Print the listing below verbatim, reproducing every line without any change.
--- START ---
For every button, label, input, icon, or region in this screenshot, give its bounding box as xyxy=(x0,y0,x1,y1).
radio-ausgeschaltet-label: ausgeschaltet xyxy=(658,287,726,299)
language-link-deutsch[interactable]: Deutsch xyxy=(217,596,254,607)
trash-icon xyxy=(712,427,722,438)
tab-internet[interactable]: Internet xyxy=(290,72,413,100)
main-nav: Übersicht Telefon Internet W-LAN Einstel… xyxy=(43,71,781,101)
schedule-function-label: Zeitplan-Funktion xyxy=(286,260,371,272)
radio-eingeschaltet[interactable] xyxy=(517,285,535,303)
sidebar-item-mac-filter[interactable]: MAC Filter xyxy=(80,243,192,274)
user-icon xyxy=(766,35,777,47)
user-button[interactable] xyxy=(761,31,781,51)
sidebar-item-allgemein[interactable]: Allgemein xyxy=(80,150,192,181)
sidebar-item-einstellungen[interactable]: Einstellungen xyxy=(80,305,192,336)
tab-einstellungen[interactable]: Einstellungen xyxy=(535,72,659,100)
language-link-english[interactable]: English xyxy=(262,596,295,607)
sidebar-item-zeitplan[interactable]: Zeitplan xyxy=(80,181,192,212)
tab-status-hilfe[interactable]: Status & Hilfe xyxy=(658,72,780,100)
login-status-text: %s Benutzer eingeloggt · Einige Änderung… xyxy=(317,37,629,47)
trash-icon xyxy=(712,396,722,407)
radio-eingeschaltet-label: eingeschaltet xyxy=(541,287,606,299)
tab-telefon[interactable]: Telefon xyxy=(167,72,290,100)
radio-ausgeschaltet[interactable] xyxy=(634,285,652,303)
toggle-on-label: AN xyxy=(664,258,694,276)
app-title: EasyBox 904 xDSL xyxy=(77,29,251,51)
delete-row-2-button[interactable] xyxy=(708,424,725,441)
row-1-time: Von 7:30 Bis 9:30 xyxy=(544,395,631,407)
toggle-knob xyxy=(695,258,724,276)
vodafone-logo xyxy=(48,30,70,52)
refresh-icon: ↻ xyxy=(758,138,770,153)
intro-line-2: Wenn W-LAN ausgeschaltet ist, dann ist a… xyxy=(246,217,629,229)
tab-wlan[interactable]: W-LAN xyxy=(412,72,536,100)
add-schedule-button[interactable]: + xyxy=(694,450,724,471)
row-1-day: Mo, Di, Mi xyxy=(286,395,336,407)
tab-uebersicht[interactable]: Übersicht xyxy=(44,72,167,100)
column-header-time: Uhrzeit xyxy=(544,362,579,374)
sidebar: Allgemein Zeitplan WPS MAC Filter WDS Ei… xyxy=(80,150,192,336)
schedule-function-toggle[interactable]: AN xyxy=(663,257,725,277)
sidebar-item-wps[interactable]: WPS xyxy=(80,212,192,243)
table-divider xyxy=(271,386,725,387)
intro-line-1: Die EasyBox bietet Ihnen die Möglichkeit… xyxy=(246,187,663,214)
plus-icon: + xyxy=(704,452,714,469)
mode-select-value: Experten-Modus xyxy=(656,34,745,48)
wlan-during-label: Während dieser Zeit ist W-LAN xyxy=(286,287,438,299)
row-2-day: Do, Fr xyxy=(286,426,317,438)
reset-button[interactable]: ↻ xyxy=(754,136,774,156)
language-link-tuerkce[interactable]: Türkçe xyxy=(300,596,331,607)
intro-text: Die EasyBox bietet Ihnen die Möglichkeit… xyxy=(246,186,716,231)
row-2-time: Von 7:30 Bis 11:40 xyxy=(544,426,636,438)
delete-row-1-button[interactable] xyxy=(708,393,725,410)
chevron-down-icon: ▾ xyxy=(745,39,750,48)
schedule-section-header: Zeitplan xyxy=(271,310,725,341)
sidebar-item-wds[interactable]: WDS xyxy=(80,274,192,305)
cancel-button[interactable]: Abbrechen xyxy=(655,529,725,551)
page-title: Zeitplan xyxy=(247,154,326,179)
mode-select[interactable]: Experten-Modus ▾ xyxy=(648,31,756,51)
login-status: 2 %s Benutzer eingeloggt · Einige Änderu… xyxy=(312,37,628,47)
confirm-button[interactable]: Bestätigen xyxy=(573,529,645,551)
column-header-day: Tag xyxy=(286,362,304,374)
--- END ---
Answer to this exercise
For every button, label, input, icon, or region in this screenshot, give its bounding box as xyxy=(x0,y0,x1,y1).
radio-ausgeschaltet-label: ausgeschaltet xyxy=(658,287,726,299)
language-link-deutsch[interactable]: Deutsch xyxy=(217,596,254,607)
trash-icon xyxy=(712,427,722,438)
tab-internet[interactable]: Internet xyxy=(290,72,413,100)
main-nav: Übersicht Telefon Internet W-LAN Einstel… xyxy=(43,71,781,101)
schedule-function-label: Zeitplan-Funktion xyxy=(286,260,371,272)
radio-eingeschaltet[interactable] xyxy=(517,285,535,303)
sidebar-item-mac-filter[interactable]: MAC Filter xyxy=(80,243,192,274)
user-icon xyxy=(766,35,777,47)
user-button[interactable] xyxy=(761,31,781,51)
sidebar-item-allgemein[interactable]: Allgemein xyxy=(80,150,192,181)
sidebar-item-einstellungen[interactable]: Einstellungen xyxy=(80,305,192,336)
tab-einstellungen[interactable]: Einstellungen xyxy=(535,72,659,100)
language-link-english[interactable]: English xyxy=(262,596,295,607)
sidebar-item-zeitplan[interactable]: Zeitplan xyxy=(80,181,192,212)
tab-status-hilfe[interactable]: Status & Hilfe xyxy=(658,72,780,100)
login-status-text: %s Benutzer eingeloggt · Einige Änderung… xyxy=(317,37,629,47)
trash-icon xyxy=(712,396,722,407)
radio-eingeschaltet-label: eingeschaltet xyxy=(541,287,606,299)
tab-telefon[interactable]: Telefon xyxy=(167,72,290,100)
radio-ausgeschaltet[interactable] xyxy=(634,285,652,303)
toggle-on-label: AN xyxy=(664,258,694,276)
app-title: EasyBox 904 xDSL xyxy=(77,29,251,51)
delete-row-2-button[interactable] xyxy=(708,424,725,441)
row-1-time: Von 7:30 Bis 9:30 xyxy=(544,395,631,407)
toggle-knob xyxy=(695,258,724,276)
vodafone-logo xyxy=(48,30,70,52)
refresh-icon: ↻ xyxy=(758,138,770,153)
intro-line-2: Wenn W-LAN ausgeschaltet ist, dann ist a… xyxy=(246,217,629,229)
tab-wlan[interactable]: W-LAN xyxy=(412,72,536,100)
add-schedule-button[interactable]: + xyxy=(694,450,724,471)
row-1-day: Mo, Di, Mi xyxy=(286,395,336,407)
tab-uebersicht[interactable]: Übersicht xyxy=(44,72,167,100)
column-header-time: Uhrzeit xyxy=(544,362,579,374)
sidebar: Allgemein Zeitplan WPS MAC Filter WDS Ei… xyxy=(80,150,192,336)
schedule-function-toggle[interactable]: AN xyxy=(663,257,725,277)
sidebar-item-wps[interactable]: WPS xyxy=(80,212,192,243)
table-divider xyxy=(271,386,725,387)
intro-line-1: Die EasyBox bietet Ihnen die Möglichkeit… xyxy=(246,187,663,214)
plus-icon: + xyxy=(704,452,714,469)
mode-select-value: Experten-Modus xyxy=(656,34,745,48)
wlan-during-label: Während dieser Zeit ist W-LAN xyxy=(286,287,438,299)
row-2-day: Do, Fr xyxy=(286,426,317,438)
reset-button[interactable]: ↻ xyxy=(754,136,774,156)
language-link-tuerkce[interactable]: Türkçe xyxy=(300,596,331,607)
intro-text: Die EasyBox bietet Ihnen die Möglichkeit… xyxy=(246,186,716,231)
row-2-time: Von 7:30 Bis 11:40 xyxy=(544,426,636,438)
delete-row-1-button[interactable] xyxy=(708,393,725,410)
chevron-down-icon: ▾ xyxy=(745,39,750,48)
schedule-section-header: Zeitplan xyxy=(271,310,725,341)
sidebar-item-wds[interactable]: WDS xyxy=(80,274,192,305)
cancel-button[interactable]: Abbrechen xyxy=(655,529,725,551)
page-title: Zeitplan xyxy=(247,154,326,179)
mode-select[interactable]: Experten-Modus ▾ xyxy=(648,31,756,51)
login-status: 2 %s Benutzer eingeloggt · Einige Änderu… xyxy=(312,37,628,47)
confirm-button[interactable]: Bestätigen xyxy=(573,529,645,551)
column-header-day: Tag xyxy=(286,362,304,374)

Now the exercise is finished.